Records from a collection
- - -

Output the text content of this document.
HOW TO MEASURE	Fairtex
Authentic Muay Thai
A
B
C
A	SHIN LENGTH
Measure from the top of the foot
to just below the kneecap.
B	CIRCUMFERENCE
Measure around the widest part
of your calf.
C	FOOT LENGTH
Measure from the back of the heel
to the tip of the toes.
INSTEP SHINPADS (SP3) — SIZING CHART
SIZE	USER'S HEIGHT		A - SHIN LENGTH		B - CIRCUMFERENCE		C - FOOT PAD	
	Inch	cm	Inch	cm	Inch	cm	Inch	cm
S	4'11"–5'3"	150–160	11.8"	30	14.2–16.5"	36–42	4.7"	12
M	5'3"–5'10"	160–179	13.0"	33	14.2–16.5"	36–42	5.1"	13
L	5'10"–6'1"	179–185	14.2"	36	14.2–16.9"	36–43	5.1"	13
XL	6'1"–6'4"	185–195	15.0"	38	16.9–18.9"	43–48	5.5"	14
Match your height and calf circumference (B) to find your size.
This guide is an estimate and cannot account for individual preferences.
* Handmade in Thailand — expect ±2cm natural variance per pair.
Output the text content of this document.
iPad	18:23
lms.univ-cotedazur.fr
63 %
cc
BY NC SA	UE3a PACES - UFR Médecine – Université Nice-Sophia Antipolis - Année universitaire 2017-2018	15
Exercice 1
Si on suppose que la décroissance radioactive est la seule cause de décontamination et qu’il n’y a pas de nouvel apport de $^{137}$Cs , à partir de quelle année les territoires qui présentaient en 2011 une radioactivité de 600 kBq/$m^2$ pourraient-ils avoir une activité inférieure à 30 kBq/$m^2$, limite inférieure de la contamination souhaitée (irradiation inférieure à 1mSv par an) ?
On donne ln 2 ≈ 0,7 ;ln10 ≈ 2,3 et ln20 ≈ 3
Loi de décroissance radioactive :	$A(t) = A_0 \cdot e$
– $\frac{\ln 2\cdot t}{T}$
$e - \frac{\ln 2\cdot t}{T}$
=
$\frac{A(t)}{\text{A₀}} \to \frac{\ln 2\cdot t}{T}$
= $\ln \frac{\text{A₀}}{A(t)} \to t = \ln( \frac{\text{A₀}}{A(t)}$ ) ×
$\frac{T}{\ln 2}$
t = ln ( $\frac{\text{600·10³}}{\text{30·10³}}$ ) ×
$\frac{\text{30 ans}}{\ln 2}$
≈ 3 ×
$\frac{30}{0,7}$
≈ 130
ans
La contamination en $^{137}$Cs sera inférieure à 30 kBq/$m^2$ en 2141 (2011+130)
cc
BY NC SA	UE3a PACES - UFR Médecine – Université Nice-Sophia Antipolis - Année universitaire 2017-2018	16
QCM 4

- - -

Directive
What is the number of lines in the data above that include the word "LENGTH"? Answer with that number only.

Task solution
3